**Task brief**: Your task is to write out the lines from the line containing "Parse this screenshot: output" through the last line of the material, exactly.

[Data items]
_ _ _ _ _

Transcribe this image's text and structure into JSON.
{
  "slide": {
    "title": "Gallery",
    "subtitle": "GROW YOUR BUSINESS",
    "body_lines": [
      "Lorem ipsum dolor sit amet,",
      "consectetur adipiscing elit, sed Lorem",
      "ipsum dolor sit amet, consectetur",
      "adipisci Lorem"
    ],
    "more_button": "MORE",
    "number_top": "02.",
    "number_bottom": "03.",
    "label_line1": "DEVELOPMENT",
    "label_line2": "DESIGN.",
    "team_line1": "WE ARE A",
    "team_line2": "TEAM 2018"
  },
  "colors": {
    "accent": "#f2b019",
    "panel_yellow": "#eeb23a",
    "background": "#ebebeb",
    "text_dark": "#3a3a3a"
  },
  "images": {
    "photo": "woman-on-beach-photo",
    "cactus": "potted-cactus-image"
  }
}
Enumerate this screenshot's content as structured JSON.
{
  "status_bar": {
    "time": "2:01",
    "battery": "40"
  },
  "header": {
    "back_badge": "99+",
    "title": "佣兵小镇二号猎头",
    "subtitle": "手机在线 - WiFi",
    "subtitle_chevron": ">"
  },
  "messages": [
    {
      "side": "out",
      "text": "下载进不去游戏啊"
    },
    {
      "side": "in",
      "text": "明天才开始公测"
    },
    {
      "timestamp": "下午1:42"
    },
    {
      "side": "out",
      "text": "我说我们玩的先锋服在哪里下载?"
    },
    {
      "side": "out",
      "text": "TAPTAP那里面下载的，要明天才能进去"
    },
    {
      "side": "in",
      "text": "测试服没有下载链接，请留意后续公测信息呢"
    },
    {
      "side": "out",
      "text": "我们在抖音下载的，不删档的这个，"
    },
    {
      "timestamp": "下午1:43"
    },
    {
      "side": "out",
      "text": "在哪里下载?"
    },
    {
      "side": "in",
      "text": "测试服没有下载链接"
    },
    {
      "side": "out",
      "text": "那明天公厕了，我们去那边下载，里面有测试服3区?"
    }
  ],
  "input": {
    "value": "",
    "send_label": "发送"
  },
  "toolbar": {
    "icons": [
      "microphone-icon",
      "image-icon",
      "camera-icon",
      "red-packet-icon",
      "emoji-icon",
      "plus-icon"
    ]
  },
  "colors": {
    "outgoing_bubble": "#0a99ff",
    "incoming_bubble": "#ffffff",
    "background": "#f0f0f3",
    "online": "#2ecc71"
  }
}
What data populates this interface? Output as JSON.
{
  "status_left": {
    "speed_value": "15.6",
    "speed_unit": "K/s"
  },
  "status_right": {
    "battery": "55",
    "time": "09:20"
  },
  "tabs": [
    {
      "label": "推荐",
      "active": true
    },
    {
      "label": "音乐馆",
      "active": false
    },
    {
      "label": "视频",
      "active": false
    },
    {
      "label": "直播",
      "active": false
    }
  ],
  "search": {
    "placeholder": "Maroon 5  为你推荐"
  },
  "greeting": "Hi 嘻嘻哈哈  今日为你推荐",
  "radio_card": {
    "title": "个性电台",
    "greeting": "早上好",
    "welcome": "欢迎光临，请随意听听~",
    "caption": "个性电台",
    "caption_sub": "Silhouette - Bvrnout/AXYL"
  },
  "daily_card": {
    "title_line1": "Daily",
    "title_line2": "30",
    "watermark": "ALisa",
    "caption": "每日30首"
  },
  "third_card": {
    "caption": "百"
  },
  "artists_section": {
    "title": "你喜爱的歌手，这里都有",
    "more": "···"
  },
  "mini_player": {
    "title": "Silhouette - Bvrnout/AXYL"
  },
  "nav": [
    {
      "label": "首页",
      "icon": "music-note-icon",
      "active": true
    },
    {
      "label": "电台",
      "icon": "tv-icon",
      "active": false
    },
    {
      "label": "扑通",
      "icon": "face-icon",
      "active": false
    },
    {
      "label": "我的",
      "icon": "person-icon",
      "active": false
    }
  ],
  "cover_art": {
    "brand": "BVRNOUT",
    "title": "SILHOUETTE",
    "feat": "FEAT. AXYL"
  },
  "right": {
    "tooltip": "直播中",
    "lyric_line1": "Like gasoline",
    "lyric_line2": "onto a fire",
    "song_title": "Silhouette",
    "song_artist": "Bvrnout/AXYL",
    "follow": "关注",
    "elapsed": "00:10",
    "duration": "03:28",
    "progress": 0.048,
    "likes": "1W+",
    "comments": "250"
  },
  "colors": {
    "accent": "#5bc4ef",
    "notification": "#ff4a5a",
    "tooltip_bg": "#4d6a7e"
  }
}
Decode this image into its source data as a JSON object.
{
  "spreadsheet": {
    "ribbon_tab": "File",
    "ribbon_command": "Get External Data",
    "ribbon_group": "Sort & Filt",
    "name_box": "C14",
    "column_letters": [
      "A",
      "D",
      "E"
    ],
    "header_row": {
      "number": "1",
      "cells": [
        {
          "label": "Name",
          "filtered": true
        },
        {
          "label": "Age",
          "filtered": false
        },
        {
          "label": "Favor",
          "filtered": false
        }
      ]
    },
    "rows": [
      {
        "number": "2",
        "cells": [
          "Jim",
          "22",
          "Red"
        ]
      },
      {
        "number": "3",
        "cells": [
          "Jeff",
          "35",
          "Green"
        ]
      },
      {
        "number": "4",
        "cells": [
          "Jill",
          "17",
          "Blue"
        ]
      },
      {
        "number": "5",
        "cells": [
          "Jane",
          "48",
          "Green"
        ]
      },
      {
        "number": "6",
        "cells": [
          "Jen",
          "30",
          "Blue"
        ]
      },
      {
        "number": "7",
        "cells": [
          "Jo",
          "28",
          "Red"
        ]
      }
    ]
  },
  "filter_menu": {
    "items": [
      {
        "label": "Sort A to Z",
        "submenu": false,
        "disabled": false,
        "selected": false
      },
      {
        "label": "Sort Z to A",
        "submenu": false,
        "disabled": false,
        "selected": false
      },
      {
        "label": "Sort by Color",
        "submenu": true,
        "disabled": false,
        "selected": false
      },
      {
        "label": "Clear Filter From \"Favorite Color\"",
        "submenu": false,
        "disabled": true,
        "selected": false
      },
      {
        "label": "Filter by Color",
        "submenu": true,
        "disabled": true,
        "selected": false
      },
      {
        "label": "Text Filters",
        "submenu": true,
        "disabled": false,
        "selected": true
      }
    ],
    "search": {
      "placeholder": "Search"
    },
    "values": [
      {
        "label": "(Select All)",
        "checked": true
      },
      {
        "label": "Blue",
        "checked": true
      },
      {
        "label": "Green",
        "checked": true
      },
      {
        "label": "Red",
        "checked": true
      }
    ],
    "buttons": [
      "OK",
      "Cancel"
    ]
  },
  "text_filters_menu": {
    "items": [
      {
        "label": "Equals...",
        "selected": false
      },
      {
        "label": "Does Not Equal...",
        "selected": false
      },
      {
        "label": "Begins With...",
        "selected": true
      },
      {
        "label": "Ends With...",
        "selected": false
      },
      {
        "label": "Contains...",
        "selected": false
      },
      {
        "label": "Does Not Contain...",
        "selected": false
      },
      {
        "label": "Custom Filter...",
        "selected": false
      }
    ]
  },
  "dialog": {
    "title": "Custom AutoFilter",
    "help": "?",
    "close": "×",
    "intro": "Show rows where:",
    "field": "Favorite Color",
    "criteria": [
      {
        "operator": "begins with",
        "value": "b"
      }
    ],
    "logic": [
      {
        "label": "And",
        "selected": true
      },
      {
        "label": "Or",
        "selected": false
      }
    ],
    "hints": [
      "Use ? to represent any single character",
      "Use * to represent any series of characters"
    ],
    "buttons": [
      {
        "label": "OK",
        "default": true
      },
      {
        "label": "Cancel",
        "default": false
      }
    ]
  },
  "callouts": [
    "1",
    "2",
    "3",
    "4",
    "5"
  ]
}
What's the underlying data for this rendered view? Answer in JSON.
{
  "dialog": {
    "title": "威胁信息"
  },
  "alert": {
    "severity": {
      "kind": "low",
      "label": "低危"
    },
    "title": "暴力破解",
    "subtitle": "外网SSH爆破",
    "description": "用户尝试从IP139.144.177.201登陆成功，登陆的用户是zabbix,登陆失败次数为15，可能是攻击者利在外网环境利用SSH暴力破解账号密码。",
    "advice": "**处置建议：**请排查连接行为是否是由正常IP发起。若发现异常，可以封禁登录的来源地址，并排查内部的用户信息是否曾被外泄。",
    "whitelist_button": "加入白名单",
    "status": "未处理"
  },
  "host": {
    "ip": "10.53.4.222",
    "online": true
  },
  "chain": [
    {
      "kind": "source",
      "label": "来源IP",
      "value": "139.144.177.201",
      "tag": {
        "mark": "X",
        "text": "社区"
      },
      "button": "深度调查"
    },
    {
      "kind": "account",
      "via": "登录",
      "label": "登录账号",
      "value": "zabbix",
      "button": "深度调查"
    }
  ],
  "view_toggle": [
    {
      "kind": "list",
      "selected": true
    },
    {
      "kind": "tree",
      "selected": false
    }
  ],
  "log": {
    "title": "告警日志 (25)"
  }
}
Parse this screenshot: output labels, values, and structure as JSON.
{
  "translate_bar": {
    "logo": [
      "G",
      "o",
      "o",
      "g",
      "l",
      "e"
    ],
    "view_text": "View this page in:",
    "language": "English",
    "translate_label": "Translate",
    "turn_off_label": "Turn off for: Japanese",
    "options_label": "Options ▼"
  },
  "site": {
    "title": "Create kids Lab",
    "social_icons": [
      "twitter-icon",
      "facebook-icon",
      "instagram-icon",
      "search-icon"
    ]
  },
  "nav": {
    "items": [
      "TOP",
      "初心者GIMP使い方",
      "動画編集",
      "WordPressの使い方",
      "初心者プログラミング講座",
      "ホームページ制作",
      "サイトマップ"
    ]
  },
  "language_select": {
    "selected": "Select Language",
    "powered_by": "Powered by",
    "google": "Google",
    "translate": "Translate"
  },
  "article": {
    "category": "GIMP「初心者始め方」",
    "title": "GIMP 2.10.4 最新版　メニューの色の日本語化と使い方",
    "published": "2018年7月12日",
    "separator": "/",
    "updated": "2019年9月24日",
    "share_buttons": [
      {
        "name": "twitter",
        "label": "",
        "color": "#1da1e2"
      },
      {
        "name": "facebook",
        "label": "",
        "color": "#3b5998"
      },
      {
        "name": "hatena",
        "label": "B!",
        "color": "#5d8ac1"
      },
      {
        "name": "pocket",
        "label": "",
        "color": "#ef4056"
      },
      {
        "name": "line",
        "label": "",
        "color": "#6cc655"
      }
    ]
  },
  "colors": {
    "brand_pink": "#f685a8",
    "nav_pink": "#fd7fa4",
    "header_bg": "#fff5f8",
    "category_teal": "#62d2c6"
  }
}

_ _ _ _ _

**Solution for this exercise**:
Parse this screenshot: output labels, values, and structure as JSON.
{
  "translate_bar": {
    "logo": [
      "G",
      "o",
      "o",
      "g",
      "l",
      "e"
    ],
    "view_text": "View this page in:",
    "language": "English",
    "translate_label": "Translate",
    "turn_off_label": "Turn off for: Japanese",
    "options_label": "Options ▼"
  },
  "site": {
    "title": "Create kids Lab",
    "social_icons": [
      "twitter-icon",
      "facebook-icon",
      "instagram-icon",
      "search-icon"
    ]
  },
  "nav": {
    "items": [
      "TOP",
      "初心者GIMP使い方",
      "動画編集",
      "WordPressの使い方",
      "初心者プログラミング講座",
      "ホームページ制作",
      "サイトマップ"
    ]
  },
  "language_select": {
    "selected": "Select Language",
    "powered_by": "Powered by",
    "google": "Google",
    "translate": "Translate"
  },
  "article": {
    "category": "GIMP「初心者始め方」",
    "title": "GIMP 2.10.4 最新版　メニューの色の日本語化と使い方",
    "published": "2018年7月12日",
    "separator": "/",
    "updated": "2019年9月24日",
    "share_buttons": [
      {
        "name": "twitter",
        "label": "",
        "color": "#1da1e2"
      },
      {
        "name": "facebook",
        "label": "",
        "color": "#3b5998"
      },
      {
        "name": "hatena",
        "label": "B!",
        "color": "#5d8ac1"
      },
      {
        "name": "pocket",
        "label": "",
        "color": "#ef4056"
      },
      {
        "name": "line",
        "label": "",
        "color": "#6cc655"
      }
    ]
  },
  "colors": {
    "brand_pink": "#f685a8",
    "nav_pink": "#fd7fa4",
    "header_bg": "#fff5f8",
    "category_teal": "#62d2c6"
  }
}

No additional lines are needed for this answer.